- INSTRUCTION:
Of the lines in these entries, how many contain the string "liệu"? Give the number and nothing else.

- RECORDS TO PROCESS:

^^^^^^^^^^^^^^^^

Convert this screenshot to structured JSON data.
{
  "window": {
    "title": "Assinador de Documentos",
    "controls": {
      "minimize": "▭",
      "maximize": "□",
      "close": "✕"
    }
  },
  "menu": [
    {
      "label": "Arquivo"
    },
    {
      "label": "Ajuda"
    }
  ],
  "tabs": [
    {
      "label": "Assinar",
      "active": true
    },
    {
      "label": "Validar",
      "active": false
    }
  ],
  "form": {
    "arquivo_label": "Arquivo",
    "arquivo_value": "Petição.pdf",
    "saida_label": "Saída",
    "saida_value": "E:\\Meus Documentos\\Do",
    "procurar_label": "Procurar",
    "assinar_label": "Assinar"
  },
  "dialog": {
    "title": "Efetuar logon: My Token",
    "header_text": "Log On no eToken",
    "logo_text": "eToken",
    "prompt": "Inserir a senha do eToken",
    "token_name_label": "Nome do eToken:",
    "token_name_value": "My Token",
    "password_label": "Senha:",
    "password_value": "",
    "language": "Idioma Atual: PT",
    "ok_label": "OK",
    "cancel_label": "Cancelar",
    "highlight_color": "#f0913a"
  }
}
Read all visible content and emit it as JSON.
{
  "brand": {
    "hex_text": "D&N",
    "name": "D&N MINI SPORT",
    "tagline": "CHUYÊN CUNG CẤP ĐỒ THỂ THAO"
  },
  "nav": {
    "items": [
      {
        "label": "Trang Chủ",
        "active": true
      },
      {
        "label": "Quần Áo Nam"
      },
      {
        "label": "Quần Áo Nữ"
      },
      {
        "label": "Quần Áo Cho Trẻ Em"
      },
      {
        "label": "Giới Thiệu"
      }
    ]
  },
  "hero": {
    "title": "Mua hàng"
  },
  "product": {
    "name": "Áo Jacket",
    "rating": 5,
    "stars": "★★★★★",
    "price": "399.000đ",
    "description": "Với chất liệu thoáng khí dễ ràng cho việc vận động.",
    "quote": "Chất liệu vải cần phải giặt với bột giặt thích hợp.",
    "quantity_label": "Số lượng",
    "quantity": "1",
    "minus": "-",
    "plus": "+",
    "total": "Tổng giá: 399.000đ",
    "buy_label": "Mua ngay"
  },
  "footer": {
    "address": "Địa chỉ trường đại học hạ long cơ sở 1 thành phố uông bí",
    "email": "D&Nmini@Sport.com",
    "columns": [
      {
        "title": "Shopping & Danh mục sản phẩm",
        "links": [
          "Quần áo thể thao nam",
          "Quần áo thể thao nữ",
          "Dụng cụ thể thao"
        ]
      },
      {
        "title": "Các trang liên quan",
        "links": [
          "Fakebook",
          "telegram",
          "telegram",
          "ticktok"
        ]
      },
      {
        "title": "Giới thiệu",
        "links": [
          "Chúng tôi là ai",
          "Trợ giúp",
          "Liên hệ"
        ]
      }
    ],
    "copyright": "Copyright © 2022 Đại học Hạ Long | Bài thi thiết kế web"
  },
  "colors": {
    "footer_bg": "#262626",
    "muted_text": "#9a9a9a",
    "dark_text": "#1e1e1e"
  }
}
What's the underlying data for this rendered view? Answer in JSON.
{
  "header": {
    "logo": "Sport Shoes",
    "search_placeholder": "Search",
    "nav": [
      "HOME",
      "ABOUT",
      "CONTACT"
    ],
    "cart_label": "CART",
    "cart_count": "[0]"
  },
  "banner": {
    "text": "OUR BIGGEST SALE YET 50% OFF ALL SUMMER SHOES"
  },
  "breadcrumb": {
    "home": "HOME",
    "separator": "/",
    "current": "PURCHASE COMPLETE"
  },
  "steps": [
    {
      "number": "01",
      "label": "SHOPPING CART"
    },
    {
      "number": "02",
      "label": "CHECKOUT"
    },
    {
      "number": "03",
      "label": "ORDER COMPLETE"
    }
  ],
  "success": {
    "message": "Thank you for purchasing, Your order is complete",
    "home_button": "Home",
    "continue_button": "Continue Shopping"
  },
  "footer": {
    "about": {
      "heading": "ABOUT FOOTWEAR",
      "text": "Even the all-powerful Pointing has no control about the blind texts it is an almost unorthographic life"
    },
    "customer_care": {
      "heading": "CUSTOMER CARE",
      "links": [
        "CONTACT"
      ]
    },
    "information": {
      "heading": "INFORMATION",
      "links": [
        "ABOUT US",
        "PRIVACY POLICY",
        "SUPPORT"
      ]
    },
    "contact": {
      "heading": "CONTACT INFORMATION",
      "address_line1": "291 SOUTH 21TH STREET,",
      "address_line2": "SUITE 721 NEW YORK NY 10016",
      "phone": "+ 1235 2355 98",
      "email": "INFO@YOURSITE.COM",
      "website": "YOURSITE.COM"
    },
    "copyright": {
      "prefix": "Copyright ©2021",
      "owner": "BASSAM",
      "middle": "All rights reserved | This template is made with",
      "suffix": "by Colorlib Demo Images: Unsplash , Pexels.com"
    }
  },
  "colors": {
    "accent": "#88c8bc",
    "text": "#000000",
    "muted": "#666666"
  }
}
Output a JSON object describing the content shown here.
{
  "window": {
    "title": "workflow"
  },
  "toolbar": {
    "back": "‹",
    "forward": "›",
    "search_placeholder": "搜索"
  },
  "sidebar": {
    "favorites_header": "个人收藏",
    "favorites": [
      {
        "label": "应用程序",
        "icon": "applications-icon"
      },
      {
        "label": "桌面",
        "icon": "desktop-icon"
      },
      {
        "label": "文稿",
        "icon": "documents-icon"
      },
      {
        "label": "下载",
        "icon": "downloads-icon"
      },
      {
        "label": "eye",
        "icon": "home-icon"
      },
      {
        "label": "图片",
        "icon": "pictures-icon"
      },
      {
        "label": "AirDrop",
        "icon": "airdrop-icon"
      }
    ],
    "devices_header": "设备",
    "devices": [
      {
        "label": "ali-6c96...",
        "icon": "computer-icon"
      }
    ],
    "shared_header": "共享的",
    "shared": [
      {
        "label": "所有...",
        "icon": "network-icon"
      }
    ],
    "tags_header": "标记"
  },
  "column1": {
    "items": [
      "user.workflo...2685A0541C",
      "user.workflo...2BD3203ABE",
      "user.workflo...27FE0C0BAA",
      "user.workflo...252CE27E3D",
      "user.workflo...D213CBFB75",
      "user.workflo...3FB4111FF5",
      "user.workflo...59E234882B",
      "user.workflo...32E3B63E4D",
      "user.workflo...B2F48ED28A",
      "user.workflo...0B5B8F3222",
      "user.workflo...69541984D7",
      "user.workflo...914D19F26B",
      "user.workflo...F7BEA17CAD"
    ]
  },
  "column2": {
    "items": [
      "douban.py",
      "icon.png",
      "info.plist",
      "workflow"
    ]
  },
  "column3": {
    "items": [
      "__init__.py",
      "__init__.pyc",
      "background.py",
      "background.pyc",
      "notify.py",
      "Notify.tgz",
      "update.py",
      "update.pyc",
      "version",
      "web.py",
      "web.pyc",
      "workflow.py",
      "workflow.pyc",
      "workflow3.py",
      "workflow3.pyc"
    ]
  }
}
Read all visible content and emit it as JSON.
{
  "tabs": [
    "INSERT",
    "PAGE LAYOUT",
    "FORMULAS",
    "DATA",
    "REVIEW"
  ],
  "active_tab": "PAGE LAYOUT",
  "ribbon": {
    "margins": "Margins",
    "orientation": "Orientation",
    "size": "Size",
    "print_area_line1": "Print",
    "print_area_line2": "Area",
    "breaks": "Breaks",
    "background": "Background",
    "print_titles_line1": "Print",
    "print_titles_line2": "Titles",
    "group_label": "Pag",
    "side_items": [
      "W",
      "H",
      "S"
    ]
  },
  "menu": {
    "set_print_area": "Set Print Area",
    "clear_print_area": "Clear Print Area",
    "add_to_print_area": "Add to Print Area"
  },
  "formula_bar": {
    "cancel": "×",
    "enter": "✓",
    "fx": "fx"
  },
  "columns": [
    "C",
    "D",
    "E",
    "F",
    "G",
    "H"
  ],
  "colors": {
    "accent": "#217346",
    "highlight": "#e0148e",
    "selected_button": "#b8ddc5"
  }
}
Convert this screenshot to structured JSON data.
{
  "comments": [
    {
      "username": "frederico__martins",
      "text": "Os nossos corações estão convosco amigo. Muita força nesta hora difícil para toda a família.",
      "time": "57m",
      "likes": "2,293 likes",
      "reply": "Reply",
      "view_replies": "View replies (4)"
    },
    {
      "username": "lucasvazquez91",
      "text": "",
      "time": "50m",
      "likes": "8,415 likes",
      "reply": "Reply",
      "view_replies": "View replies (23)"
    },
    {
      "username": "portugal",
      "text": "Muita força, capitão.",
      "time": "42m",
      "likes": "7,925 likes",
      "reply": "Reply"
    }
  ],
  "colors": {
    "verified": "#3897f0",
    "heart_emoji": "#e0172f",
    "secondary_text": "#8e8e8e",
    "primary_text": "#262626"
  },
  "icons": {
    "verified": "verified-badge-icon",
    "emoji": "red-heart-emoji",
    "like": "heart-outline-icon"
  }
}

^^^^^^^^^^^^^^^^

- FULL ANSWER:
2